Search the listing below for "постановлению". Copy each matching line.

■ Data entries
• • • • •

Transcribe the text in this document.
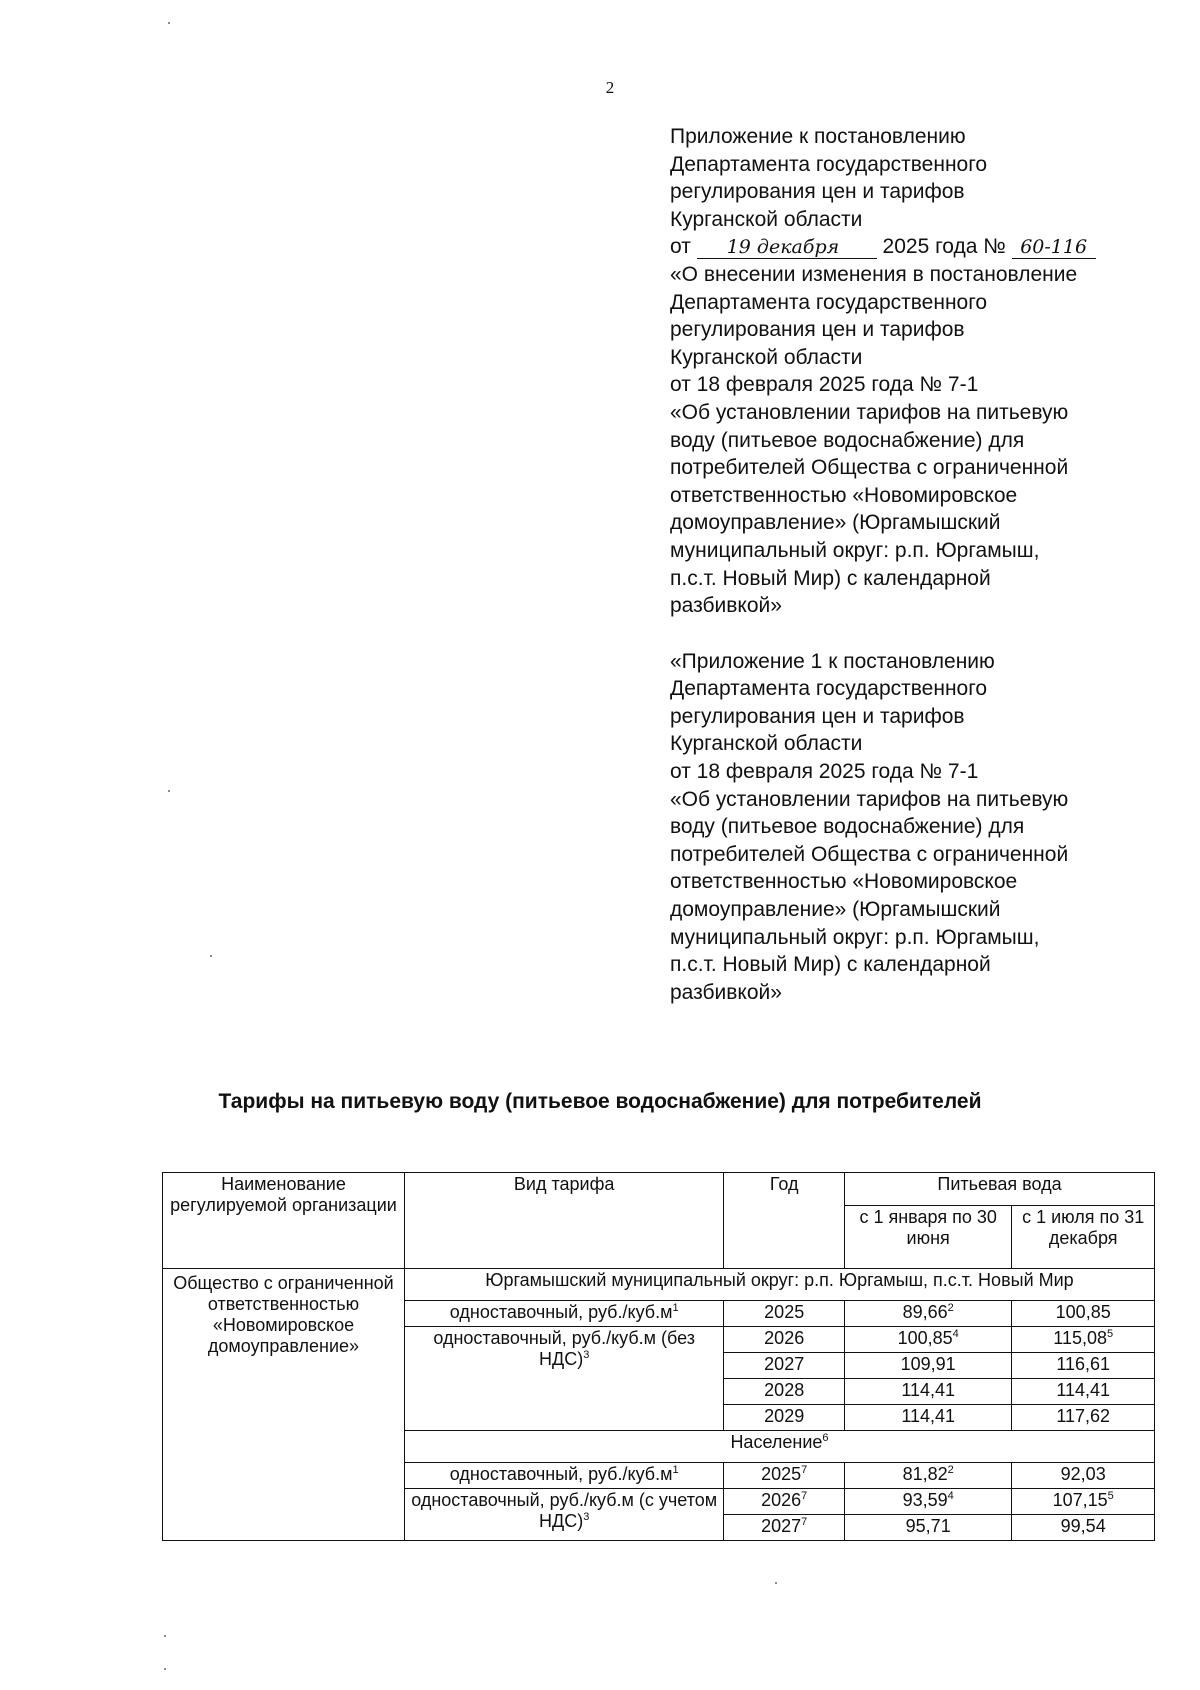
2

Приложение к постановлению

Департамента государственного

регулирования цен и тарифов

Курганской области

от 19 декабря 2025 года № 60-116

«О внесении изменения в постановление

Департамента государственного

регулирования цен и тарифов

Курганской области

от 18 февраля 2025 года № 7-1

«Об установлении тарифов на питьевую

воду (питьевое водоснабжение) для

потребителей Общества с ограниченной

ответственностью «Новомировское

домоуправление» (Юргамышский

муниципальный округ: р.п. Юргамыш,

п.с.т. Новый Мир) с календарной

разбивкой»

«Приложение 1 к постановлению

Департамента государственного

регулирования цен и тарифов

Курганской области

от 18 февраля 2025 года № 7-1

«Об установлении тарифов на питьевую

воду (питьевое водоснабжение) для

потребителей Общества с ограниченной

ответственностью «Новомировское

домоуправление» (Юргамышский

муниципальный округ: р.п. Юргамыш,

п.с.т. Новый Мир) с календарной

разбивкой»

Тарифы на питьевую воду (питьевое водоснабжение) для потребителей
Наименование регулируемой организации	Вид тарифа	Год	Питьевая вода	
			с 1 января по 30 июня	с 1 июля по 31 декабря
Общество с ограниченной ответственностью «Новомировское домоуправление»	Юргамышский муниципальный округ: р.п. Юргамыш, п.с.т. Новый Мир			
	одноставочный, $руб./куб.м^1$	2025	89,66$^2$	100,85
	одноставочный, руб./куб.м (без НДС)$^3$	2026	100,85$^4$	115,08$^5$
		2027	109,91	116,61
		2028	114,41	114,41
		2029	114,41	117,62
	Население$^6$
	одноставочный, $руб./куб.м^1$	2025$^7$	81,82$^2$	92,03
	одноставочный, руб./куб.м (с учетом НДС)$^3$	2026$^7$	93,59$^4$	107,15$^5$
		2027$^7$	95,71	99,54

• • • • •

■ Completed task
Приложение к постановлению
«Приложение 1 к постановлению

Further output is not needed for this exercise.